Work to do
Using the material that follows, identify and copy each line with the string "bertanggungjawab".

* begin Provided entries *

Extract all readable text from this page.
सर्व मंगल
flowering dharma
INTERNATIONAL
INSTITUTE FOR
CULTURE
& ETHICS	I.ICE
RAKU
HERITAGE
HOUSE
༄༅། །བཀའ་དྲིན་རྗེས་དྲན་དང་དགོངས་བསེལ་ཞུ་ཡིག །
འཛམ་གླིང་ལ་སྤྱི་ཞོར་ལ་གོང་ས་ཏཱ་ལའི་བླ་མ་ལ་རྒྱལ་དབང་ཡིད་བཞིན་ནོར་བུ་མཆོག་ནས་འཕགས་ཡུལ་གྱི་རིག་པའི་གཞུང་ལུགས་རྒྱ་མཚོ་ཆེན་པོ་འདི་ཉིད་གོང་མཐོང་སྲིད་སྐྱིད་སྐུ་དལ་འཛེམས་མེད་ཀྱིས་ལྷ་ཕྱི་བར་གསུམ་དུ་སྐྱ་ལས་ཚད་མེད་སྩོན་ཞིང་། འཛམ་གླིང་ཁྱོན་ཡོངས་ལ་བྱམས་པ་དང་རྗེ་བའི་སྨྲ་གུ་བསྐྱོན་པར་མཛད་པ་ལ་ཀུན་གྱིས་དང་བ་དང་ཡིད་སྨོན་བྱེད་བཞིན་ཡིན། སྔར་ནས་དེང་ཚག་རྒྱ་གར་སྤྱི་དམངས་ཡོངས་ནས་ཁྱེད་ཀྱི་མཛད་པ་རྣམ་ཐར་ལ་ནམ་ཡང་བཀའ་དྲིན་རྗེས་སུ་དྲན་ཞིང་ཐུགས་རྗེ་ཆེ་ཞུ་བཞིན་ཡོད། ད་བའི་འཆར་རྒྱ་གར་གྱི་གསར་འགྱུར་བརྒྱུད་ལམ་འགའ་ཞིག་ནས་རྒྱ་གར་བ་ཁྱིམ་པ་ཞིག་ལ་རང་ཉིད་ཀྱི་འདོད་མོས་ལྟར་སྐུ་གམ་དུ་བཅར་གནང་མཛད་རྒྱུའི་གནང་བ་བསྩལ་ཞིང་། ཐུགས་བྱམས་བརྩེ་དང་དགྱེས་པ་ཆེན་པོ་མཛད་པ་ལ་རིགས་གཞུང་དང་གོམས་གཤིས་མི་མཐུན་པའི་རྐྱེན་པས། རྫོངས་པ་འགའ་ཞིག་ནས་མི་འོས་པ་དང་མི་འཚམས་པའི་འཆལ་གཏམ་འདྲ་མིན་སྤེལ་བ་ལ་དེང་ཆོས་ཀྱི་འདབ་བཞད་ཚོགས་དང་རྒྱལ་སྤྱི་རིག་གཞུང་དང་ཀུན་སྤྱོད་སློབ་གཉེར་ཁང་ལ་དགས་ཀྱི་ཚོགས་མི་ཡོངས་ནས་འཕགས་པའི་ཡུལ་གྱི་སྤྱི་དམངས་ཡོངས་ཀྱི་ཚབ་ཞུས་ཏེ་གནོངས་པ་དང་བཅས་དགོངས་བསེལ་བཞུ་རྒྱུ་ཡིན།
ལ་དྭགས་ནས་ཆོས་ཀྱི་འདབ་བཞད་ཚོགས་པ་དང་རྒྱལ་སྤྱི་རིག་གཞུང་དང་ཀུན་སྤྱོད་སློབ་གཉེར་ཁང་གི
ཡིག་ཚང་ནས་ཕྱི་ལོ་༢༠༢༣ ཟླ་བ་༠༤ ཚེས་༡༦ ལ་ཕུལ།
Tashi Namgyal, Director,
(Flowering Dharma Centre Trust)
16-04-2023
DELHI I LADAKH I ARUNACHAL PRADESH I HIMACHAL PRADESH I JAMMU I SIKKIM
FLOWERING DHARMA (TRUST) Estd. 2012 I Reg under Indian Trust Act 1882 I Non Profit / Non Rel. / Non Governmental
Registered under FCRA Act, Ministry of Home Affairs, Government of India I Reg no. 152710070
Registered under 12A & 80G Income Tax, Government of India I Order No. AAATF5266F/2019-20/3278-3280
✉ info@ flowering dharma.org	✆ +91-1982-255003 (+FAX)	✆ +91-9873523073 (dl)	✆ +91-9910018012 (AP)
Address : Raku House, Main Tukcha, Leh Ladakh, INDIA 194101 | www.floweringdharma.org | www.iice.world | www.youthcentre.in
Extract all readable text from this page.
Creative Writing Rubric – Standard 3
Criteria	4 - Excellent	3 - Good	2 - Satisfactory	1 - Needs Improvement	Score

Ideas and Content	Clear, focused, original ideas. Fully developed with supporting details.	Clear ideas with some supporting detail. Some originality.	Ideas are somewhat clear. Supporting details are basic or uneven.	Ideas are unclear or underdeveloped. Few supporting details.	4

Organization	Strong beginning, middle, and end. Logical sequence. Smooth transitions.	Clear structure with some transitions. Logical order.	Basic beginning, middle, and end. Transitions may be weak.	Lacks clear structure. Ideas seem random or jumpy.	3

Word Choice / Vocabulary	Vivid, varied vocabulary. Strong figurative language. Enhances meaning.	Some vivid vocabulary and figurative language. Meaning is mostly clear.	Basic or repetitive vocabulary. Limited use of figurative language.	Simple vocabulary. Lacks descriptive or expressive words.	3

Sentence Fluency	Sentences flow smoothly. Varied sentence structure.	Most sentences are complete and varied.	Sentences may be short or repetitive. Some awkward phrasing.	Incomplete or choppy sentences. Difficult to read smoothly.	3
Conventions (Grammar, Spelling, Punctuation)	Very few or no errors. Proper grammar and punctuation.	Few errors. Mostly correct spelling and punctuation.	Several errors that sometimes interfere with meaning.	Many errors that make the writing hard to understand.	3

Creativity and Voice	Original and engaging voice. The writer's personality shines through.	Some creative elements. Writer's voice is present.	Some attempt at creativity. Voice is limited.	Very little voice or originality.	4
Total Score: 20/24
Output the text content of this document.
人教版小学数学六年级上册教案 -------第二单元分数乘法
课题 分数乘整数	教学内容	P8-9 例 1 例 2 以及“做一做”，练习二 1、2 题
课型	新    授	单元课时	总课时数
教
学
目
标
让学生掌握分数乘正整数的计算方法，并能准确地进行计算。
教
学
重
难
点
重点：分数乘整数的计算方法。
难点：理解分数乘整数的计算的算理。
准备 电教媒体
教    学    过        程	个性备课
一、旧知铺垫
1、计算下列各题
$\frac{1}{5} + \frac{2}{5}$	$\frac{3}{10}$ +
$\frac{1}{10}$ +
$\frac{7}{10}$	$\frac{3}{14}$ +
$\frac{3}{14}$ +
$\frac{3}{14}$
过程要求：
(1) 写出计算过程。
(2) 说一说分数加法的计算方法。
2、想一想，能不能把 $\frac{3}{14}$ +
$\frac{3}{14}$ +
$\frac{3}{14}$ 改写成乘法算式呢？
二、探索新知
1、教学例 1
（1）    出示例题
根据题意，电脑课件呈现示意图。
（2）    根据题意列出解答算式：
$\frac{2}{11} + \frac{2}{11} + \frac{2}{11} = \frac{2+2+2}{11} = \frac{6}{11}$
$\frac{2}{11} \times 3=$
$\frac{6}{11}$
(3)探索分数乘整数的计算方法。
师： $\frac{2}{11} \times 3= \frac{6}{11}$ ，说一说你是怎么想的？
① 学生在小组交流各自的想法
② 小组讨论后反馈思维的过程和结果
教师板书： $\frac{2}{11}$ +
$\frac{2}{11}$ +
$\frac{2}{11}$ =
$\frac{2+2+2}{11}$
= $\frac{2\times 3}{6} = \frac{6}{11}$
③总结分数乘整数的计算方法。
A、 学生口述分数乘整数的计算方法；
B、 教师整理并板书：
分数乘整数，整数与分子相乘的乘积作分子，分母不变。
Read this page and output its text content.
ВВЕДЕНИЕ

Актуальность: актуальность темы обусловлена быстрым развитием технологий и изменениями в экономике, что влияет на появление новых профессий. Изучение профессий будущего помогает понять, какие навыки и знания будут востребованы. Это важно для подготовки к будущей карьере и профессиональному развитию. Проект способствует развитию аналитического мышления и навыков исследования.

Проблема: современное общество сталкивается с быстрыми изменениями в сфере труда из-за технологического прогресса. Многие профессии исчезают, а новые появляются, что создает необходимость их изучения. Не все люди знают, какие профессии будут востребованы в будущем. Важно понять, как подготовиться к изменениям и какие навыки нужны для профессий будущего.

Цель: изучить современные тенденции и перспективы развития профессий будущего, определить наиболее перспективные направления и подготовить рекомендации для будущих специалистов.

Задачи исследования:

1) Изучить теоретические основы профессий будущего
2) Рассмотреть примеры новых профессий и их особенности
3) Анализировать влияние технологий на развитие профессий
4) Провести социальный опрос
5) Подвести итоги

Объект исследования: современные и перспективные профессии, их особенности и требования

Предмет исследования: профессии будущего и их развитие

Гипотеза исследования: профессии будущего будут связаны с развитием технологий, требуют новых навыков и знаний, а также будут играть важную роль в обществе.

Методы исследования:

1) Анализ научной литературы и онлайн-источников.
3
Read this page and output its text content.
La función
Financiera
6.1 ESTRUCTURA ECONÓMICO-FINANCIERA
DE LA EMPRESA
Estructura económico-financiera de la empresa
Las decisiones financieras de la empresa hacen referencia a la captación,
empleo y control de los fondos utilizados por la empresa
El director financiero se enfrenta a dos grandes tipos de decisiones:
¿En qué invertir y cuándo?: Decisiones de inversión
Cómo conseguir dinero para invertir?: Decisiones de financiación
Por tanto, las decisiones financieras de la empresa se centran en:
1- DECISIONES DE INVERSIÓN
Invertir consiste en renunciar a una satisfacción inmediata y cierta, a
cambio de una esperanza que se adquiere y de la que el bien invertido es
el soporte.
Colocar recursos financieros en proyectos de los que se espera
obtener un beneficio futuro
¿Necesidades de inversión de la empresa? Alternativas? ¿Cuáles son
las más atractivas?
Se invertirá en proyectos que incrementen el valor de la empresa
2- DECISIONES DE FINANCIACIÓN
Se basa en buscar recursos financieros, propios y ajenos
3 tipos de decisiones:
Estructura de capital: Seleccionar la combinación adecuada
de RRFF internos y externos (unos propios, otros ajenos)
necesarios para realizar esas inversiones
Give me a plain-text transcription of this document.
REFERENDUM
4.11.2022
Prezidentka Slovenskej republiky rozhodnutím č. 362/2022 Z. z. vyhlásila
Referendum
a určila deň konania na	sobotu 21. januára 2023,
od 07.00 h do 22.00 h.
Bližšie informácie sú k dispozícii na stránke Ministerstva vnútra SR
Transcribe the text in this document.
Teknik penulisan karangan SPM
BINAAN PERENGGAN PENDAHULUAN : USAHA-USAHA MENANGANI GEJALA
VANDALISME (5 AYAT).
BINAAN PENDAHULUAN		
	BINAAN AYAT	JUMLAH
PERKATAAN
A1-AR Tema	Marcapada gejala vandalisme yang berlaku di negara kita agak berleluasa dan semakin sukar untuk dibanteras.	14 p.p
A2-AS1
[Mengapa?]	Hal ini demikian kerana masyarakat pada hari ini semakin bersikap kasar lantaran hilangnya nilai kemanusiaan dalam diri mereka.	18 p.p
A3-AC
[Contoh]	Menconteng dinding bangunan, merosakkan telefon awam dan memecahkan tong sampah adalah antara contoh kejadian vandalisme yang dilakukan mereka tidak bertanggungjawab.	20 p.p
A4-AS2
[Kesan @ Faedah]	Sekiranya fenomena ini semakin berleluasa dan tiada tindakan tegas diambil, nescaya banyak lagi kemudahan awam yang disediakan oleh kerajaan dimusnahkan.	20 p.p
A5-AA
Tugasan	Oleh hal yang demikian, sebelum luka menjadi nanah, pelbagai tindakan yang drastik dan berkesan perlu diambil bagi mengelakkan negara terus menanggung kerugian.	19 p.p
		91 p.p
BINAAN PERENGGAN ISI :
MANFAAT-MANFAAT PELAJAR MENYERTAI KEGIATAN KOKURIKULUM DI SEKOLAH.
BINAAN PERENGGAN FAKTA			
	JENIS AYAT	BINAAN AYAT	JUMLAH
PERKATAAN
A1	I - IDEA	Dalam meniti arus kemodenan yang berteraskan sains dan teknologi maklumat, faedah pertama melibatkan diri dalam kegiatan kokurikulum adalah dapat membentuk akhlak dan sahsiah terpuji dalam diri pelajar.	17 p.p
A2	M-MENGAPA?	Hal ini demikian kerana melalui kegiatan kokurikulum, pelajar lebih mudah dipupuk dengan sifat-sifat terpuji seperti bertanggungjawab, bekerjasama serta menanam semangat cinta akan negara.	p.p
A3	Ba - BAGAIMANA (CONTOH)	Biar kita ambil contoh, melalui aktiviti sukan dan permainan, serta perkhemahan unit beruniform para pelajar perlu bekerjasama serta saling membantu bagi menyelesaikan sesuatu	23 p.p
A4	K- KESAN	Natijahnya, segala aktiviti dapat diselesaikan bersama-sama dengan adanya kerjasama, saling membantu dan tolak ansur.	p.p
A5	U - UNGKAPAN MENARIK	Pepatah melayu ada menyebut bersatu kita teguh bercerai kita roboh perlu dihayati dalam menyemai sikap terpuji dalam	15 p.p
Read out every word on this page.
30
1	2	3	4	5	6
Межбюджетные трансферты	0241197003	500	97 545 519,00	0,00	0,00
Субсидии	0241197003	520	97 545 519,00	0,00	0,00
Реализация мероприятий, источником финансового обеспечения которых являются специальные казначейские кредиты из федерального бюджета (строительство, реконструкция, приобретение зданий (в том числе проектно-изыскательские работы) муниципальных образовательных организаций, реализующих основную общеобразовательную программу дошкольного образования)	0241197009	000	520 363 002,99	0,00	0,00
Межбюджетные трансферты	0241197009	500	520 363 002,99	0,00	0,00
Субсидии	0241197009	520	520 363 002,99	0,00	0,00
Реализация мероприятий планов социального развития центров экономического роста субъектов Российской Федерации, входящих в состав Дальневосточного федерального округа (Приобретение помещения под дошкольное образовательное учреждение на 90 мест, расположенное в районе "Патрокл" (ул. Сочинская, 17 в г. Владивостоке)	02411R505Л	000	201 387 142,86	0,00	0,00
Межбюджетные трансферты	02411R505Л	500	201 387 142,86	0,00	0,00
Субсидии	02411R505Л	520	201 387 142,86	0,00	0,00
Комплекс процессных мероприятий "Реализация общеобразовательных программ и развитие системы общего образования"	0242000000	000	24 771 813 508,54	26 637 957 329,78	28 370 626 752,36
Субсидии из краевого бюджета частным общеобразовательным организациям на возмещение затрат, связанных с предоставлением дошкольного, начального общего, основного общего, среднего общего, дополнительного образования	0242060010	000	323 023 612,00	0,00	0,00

* end Provided entries *

Answer to the problem
[Contoh]	Menconteng dinding bangunan, merosakkan telefon awam dan memecahkan tong sampah adalah antara contoh kejadian vandalisme yang dilakukan mereka tidak bertanggungjawab.	20 p.p
A2	M-MENGAPA?	Hal ini demikian kerana melalui kegiatan kokurikulum, pelajar lebih mudah dipupuk dengan sifat-sifat terpuji seperti bertanggungjawab, bekerjasama serta menanam semangat cinta akan negara.	p.p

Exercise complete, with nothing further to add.